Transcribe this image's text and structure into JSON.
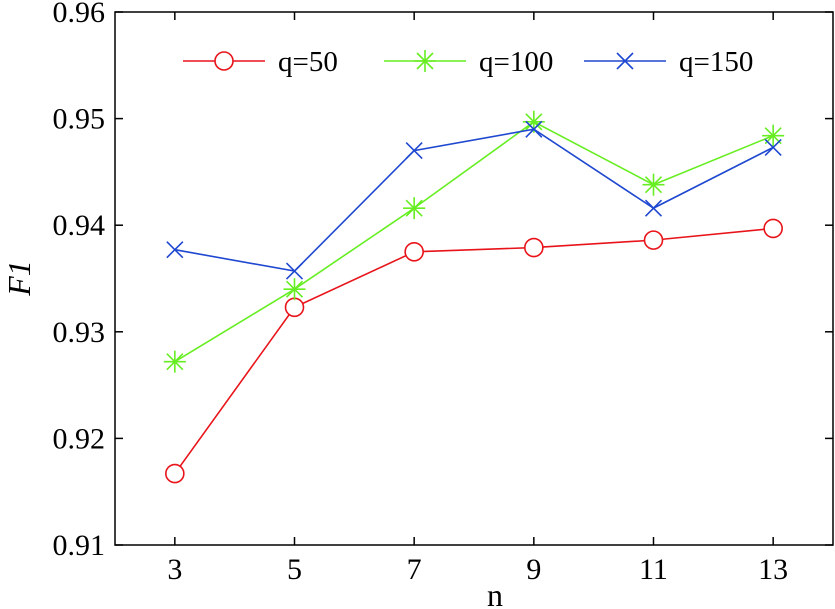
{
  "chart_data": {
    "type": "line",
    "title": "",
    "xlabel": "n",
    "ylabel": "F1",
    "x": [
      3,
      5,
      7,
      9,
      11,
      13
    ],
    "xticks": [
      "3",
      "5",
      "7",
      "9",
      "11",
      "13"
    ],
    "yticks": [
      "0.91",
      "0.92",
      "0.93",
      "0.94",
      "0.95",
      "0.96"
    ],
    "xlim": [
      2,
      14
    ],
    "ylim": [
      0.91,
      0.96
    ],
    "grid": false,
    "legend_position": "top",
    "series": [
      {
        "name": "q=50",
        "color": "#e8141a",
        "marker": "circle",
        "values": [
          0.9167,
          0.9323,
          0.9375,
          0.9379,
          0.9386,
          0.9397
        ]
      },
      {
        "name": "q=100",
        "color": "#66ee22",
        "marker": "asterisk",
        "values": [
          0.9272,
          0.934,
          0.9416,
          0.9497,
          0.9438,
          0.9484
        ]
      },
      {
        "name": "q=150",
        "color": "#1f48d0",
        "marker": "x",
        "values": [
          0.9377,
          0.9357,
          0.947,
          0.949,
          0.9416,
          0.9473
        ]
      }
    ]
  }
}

...

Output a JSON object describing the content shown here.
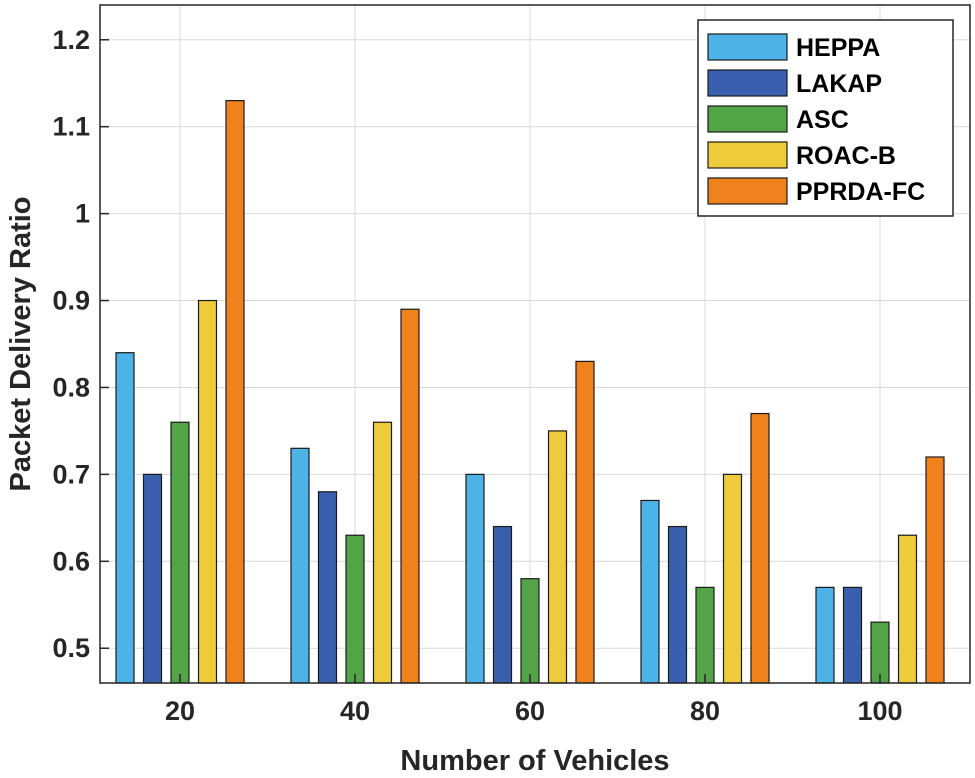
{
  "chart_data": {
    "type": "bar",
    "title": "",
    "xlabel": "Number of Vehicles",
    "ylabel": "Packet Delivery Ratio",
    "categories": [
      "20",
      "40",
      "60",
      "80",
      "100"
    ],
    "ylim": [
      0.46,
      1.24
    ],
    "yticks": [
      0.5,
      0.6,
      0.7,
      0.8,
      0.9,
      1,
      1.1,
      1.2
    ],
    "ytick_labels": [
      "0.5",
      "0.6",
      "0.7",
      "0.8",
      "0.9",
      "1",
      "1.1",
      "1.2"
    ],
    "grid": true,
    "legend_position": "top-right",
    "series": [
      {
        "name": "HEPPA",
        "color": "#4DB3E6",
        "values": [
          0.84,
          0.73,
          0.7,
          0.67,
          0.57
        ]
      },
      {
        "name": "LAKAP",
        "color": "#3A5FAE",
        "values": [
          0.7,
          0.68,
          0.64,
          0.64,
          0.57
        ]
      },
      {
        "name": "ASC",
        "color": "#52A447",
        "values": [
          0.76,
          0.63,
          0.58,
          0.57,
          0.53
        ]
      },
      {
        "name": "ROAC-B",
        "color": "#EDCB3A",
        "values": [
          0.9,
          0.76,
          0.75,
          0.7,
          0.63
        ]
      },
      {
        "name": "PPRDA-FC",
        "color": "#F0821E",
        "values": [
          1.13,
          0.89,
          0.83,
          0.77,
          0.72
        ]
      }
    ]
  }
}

---

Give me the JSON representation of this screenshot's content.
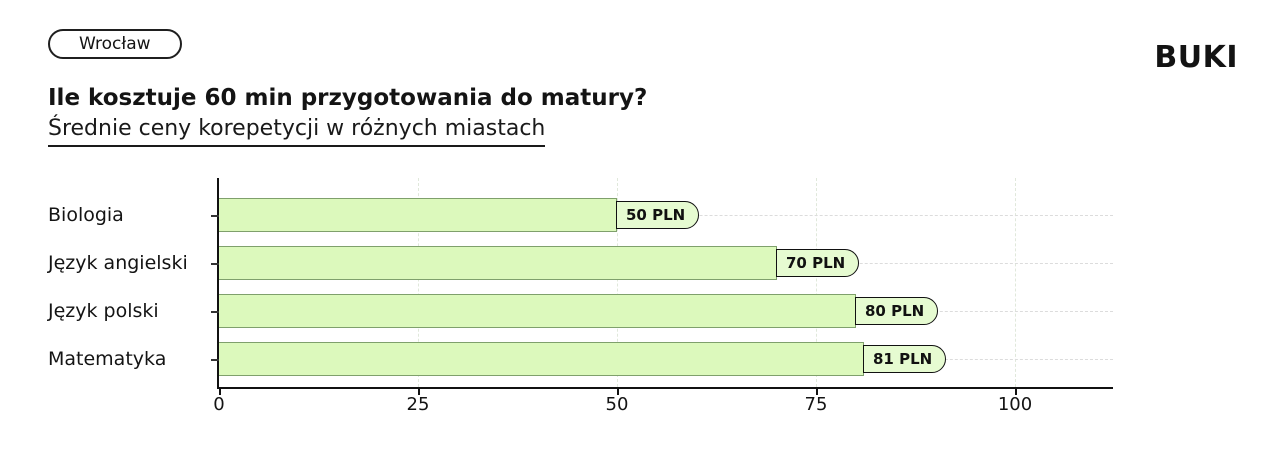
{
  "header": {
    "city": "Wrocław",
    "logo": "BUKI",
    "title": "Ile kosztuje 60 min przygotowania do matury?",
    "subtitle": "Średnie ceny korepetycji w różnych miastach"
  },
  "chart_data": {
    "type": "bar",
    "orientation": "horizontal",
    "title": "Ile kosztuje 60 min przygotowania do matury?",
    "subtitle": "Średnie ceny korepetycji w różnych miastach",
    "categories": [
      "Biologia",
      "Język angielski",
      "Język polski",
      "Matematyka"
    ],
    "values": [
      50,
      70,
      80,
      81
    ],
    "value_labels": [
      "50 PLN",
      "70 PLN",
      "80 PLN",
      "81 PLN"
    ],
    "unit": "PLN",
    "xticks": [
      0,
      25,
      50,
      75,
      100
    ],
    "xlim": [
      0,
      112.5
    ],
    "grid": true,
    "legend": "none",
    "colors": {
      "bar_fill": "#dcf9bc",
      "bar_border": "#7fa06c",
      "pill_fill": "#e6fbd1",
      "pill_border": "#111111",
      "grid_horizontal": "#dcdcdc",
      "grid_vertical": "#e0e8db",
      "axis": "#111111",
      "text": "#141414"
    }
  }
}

### Task prompt
Provide only the number of lines in the entries that hold the word "name".

### Correct result
8